_Aim:_
Extract every entry word for word.

_Provided data:_
■ ■ ■ ■ ■ ■ ■

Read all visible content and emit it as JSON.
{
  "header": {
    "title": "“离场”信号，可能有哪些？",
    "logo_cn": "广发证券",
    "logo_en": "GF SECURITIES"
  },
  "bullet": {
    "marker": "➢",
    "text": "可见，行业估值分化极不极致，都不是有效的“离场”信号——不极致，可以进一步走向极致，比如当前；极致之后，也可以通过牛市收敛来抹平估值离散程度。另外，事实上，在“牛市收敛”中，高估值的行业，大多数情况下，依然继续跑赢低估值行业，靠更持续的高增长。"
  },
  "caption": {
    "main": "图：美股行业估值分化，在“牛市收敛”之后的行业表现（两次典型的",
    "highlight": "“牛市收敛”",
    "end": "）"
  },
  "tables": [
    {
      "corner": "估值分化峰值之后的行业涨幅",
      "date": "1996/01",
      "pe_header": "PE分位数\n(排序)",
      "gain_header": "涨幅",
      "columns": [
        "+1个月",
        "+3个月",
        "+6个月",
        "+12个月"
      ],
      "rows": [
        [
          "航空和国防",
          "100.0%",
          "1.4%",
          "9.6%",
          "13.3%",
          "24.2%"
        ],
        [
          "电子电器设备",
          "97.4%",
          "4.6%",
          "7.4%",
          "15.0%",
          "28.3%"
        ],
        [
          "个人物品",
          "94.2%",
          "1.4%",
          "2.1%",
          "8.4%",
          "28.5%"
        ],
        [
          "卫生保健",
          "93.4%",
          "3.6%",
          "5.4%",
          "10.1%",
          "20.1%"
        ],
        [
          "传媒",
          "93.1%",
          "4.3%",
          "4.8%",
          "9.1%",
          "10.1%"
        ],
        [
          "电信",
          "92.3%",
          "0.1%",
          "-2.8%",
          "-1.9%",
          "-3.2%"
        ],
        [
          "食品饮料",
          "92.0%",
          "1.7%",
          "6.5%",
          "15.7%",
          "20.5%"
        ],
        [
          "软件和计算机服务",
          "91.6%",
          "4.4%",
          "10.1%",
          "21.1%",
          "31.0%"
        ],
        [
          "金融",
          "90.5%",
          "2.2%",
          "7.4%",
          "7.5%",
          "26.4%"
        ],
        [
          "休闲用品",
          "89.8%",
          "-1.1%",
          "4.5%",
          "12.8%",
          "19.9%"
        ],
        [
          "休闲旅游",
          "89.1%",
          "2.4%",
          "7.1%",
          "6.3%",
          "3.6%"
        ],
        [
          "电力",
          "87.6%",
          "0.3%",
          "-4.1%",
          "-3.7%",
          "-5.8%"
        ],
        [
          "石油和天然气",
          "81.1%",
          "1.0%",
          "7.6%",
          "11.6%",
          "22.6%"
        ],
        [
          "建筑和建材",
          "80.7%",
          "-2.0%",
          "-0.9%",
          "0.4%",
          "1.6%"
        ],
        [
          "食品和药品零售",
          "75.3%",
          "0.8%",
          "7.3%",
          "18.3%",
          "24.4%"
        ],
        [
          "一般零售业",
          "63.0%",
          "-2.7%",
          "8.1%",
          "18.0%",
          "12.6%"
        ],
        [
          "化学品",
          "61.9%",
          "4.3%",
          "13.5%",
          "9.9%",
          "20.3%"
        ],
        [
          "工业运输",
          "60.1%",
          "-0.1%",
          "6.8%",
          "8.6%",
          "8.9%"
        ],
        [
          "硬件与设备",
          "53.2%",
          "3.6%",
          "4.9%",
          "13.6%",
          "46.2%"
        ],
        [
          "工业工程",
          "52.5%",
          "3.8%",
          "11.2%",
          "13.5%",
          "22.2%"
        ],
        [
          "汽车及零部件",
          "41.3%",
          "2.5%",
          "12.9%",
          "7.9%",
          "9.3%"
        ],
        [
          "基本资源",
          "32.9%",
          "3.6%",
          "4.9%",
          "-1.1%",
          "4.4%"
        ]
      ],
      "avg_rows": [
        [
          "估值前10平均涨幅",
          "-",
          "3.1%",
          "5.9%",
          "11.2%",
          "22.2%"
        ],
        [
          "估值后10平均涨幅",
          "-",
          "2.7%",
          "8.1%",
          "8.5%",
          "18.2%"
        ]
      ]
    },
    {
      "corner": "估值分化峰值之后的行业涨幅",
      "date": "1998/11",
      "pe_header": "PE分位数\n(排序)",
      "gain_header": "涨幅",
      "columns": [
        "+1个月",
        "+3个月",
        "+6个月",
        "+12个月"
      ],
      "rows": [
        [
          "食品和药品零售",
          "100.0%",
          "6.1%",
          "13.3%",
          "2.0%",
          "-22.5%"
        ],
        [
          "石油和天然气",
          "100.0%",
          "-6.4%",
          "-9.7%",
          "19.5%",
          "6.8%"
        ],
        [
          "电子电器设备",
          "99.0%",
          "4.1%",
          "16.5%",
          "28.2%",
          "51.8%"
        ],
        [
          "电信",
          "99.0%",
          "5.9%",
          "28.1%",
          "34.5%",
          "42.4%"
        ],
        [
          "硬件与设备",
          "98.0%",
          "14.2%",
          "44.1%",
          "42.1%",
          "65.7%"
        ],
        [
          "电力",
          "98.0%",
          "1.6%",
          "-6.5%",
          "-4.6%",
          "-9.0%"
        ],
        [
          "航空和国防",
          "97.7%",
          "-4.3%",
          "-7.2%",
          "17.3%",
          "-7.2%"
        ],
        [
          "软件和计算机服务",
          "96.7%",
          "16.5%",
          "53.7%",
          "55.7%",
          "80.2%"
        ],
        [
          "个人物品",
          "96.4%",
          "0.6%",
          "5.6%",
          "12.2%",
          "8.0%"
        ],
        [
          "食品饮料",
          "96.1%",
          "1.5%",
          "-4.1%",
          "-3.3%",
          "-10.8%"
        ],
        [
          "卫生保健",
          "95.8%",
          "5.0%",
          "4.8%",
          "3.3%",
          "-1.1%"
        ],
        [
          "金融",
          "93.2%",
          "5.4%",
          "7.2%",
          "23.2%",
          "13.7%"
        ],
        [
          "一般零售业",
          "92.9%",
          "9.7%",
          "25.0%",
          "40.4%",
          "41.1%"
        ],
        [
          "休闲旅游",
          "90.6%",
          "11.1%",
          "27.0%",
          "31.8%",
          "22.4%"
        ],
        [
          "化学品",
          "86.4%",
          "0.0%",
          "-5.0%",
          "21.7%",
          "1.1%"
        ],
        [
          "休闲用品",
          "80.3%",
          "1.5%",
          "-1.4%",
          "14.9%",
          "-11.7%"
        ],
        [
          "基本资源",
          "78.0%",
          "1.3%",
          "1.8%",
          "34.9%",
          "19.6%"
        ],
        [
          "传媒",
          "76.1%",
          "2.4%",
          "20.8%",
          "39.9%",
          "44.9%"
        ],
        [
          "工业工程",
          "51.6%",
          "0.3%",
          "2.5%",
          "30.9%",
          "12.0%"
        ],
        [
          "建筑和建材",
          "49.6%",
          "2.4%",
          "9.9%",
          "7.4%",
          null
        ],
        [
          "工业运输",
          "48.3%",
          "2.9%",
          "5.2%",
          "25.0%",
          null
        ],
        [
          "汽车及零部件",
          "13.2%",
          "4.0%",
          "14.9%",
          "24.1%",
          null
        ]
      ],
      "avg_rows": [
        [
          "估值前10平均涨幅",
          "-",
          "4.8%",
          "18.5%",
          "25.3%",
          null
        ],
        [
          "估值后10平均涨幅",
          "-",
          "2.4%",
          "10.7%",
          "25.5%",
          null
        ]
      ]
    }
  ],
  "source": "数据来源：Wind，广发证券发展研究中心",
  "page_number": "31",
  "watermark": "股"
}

■ ■ ■ ■ ■ ■ ■

_Task output:_
Read all visible content and emit it as JSON.
{
  "header": {
    "title": "“离场”信号，可能有哪些？",
    "logo_cn": "广发证券",
    "logo_en": "GF SECURITIES"
  },
  "bullet": {
    "marker": "➢",
    "text": "可见，行业估值分化极不极致，都不是有效的“离场”信号——不极致，可以进一步走向极致，比如当前；极致之后，也可以通过牛市收敛来抹平估值离散程度。另外，事实上，在“牛市收敛”中，高估值的行业，大多数情况下，依然继续跑赢低估值行业，靠更持续的高增长。"
  },
  "caption": {
    "main": "图：美股行业估值分化，在“牛市收敛”之后的行业表现（两次典型的",
    "highlight": "“牛市收敛”",
    "end": "）"
  },
  "tables": [
    {
      "corner": "估值分化峰值之后的行业涨幅",
      "date": "1996/01",
      "pe_header": "PE分位数\n(排序)",
      "gain_header": "涨幅",
      "columns": [
        "+1个月",
        "+3个月",
        "+6个月",
        "+12个月"
      ],
      "rows": [
        [
          "航空和国防",
          "100.0%",
          "1.4%",
          "9.6%",
          "13.3%",
          "24.2%"
        ],
        [
          "电子电器设备",
          "97.4%",
          "4.6%",
          "7.4%",
          "15.0%",
          "28.3%"
        ],
        [
          "个人物品",
          "94.2%",
          "1.4%",
          "2.1%",
          "8.4%",
          "28.5%"
        ],
        [
          "卫生保健",
          "93.4%",
          "3.6%",
          "5.4%",
          "10.1%",
          "20.1%"
        ],
        [
          "传媒",
          "93.1%",
          "4.3%",
          "4.8%",
          "9.1%",
          "10.1%"
        ],
        [
          "电信",
          "92.3%",
          "0.1%",
          "-2.8%",
          "-1.9%",
          "-3.2%"
        ],
        [
          "食品饮料",
          "92.0%",
          "1.7%",
          "6.5%",
          "15.7%",
          "20.5%"
        ],
        [
          "软件和计算机服务",
          "91.6%",
          "4.4%",
          "10.1%",
          "21.1%",
          "31.0%"
        ],
        [
          "金融",
          "90.5%",
          "2.2%",
          "7.4%",
          "7.5%",
          "26.4%"
        ],
        [
          "休闲用品",
          "89.8%",
          "-1.1%",
          "4.5%",
          "12.8%",
          "19.9%"
        ],
        [
          "休闲旅游",
          "89.1%",
          "2.4%",
          "7.1%",
          "6.3%",
          "3.6%"
        ],
        [
          "电力",
          "87.6%",
          "0.3%",
          "-4.1%",
          "-3.7%",
          "-5.8%"
        ],
        [
          "石油和天然气",
          "81.1%",
          "1.0%",
          "7.6%",
          "11.6%",
          "22.6%"
        ],
        [
          "建筑和建材",
          "80.7%",
          "-2.0%",
          "-0.9%",
          "0.4%",
          "1.6%"
        ],
        [
          "食品和药品零售",
          "75.3%",
          "0.8%",
          "7.3%",
          "18.3%",
          "24.4%"
        ],
        [
          "一般零售业",
          "63.0%",
          "-2.7%",
          "8.1%",
          "18.0%",
          "12.6%"
        ],
        [
          "化学品",
          "61.9%",
          "4.3%",
          "13.5%",
          "9.9%",
          "20.3%"
        ],
        [
          "工业运输",
          "60.1%",
          "-0.1%",
          "6.8%",
          "8.6%",
          "8.9%"
        ],
        [
          "硬件与设备",
          "53.2%",
          "3.6%",
          "4.9%",
          "13.6%",
          "46.2%"
        ],
        [
          "工业工程",
          "52.5%",
          "3.8%",
          "11.2%",
          "13.5%",
          "22.2%"
        ],
        [
          "汽车及零部件",
          "41.3%",
          "2.5%",
          "12.9%",
          "7.9%",
          "9.3%"
        ],
        [
          "基本资源",
          "32.9%",
          "3.6%",
          "4.9%",
          "-1.1%",
          "4.4%"
        ]
      ],
      "avg_rows": [
        [
          "估值前10平均涨幅",
          "-",
          "3.1%",
          "5.9%",
          "11.2%",
          "22.2%"
        ],
        [
          "估值后10平均涨幅",
          "-",
          "2.7%",
          "8.1%",
          "8.5%",
          "18.2%"
        ]
      ]
    },
    {
      "corner": "估值分化峰值之后的行业涨幅",
      "date": "1998/11",
      "pe_header": "PE分位数\n(排序)",
      "gain_header": "涨幅",
      "columns": [
        "+1个月",
        "+3个月",
        "+6个月",
        "+12个月"
      ],
      "rows": [
        [
          "食品和药品零售",
          "100.0%",
          "6.1%",
          "13.3%",
          "2.0%",
          "-22.5%"
        ],
        [
          "石油和天然气",
          "100.0%",
          "-6.4%",
          "-9.7%",
          "19.5%",
          "6.8%"
        ],
        [
          "电子电器设备",
          "99.0%",
          "4.1%",
          "16.5%",
          "28.2%",
          "51.8%"
        ],
        [
          "电信",
          "99.0%",
          "5.9%",
          "28.1%",
          "34.5%",
          "42.4%"
        ],
        [
          "硬件与设备",
          "98.0%",
          "14.2%",
          "44.1%",
          "42.1%",
          "65.7%"
        ],
        [
          "电力",
          "98.0%",
          "1.6%",
          "-6.5%",
          "-4.6%",
          "-9.0%"
        ],
        [
          "航空和国防",
          "97.7%",
          "-4.3%",
          "-7.2%",
          "17.3%",
          "-7.2%"
        ],
        [
          "软件和计算机服务",
          "96.7%",
          "16.5%",
          "53.7%",
          "55.7%",
          "80.2%"
        ],
        [
          "个人物品",
          "96.4%",
          "0.6%",
          "5.6%",
          "12.2%",
          "8.0%"
        ],
        [
          "食品饮料",
          "96.1%",
          "1.5%",
          "-4.1%",
          "-3.3%",
          "-10.8%"
        ],
        [
          "卫生保健",
          "95.8%",
          "5.0%",
          "4.8%",
          "3.3%",
          "-1.1%"
        ],
        [
          "金融",
          "93.2%",
          "5.4%",
          "7.2%",
          "23.2%",
          "13.7%"
        ],
        [
          "一般零售业",
          "92.9%",
          "9.7%",
          "25.0%",
          "40.4%",
          "41.1%"
        ],
        [
          "休闲旅游",
          "90.6%",
          "11.1%",
          "27.0%",
          "31.8%",
          "22.4%"
        ],
        [
          "化学品",
          "86.4%",
          "0.0%",
          "-5.0%",
          "21.7%",
          "1.1%"
        ],
        [
          "休闲用品",
          "80.3%",
          "1.5%",
          "-1.4%",
          "14.9%",
          "-11.7%"
        ],
        [
          "基本资源",
          "78.0%",
          "1.3%",
          "1.8%",
          "34.9%",
          "19.6%"
        ],
        [
          "传媒",
          "76.1%",
          "2.4%",
          "20.8%",
          "39.9%",
          "44.9%"
        ],
        [
          "工业工程",
          "51.6%",
          "0.3%",
          "2.5%",
          "30.9%",
          "12.0%"
        ],
        [
          "建筑和建材",
          "49.6%",
          "2.4%",
          "9.9%",
          "7.4%",
          null
        ],
        [
          "工业运输",
          "48.3%",
          "2.9%",
          "5.2%",
          "25.0%",
          null
        ],
        [
          "汽车及零部件",
          "13.2%",
          "4.0%",
          "14.9%",
          "24.1%",
          null
        ]
      ],
      "avg_rows": [
        [
          "估值前10平均涨幅",
          "-",
          "4.8%",
          "18.5%",
          "25.3%",
          null
        ],
        [
          "估值后10平均涨幅",
          "-",
          "2.4%",
          "10.7%",
          "25.5%",
          null
        ]
      ]
    }
  ],
  "source": "数据来源：Wind，广发证券发展研究中心",
  "page_number": "31",
  "watermark": "股"
}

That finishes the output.